◆ GOAL
Show every line in the records below that contains the word "this".

########

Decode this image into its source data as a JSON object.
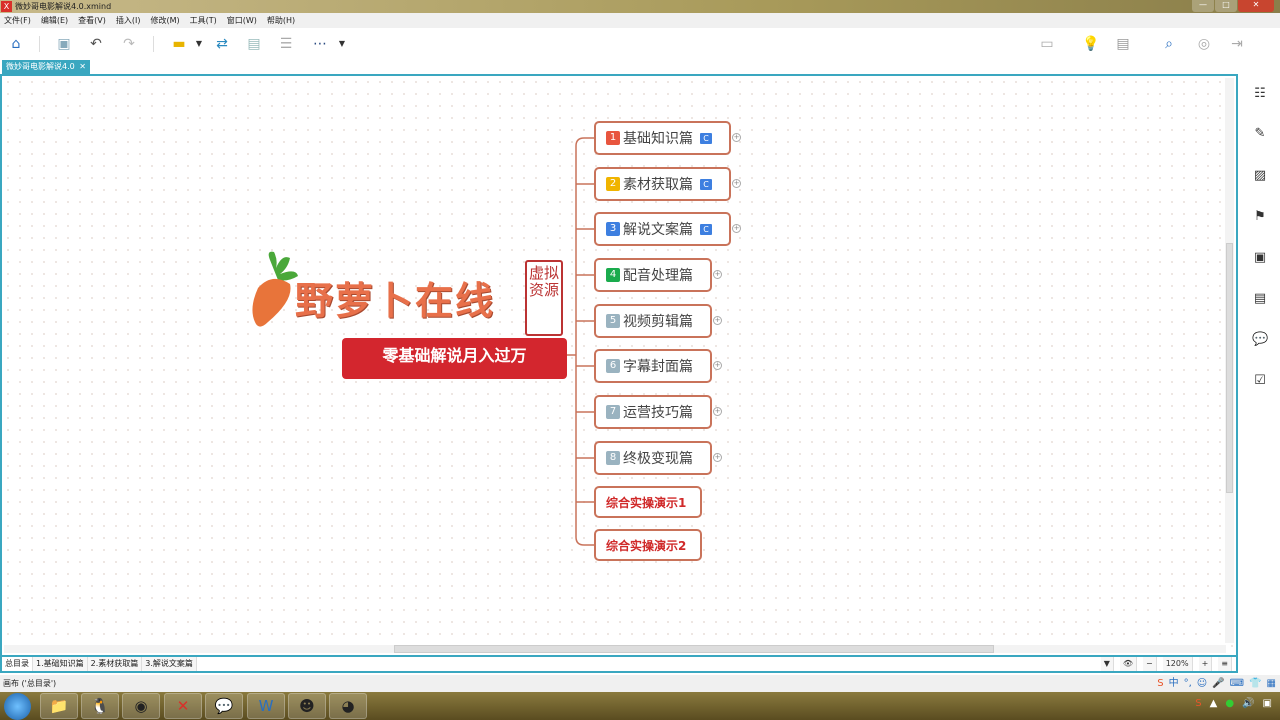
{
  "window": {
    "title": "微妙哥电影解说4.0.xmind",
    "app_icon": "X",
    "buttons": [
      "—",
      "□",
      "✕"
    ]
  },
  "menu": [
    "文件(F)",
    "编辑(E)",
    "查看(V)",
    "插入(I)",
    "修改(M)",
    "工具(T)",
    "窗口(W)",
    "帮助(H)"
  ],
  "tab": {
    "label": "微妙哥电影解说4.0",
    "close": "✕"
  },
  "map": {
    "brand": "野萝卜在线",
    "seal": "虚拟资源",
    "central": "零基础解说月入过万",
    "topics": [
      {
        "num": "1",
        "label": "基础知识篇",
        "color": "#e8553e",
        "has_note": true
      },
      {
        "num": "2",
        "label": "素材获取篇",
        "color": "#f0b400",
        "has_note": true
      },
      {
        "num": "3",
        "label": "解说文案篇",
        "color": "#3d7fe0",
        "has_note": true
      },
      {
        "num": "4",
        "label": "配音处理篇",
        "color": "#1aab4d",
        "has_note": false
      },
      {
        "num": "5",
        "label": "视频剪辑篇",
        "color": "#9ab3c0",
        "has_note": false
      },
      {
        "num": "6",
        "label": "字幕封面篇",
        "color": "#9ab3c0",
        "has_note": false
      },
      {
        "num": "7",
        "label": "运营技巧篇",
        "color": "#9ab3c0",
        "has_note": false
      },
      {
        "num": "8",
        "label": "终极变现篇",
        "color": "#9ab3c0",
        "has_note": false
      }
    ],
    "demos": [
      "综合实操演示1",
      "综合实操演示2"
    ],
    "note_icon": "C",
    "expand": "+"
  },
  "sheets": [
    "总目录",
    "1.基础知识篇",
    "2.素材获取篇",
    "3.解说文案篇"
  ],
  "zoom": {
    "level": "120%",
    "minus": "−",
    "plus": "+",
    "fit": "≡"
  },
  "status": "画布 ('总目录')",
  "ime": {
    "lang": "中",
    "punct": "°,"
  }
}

########

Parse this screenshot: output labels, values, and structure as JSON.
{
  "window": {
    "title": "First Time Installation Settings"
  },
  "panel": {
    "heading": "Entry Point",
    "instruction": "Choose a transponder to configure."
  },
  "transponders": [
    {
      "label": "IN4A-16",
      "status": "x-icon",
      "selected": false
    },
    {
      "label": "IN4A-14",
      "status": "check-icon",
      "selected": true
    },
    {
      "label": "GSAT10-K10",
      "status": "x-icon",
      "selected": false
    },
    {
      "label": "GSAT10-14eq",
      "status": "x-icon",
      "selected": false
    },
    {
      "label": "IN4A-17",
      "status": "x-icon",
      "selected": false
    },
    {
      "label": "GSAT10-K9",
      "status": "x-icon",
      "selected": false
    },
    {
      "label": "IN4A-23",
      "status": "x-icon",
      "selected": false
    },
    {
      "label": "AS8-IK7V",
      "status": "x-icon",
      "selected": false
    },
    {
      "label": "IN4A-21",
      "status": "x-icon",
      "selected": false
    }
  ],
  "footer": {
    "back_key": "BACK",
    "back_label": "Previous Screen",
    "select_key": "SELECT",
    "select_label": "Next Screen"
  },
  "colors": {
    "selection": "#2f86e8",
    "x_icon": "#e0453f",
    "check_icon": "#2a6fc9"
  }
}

########

◆ COMPLETE OUTPUT
Decode this image into its source data as a JSON object.
Parse this screenshot: output labels, values, and structure as JSON.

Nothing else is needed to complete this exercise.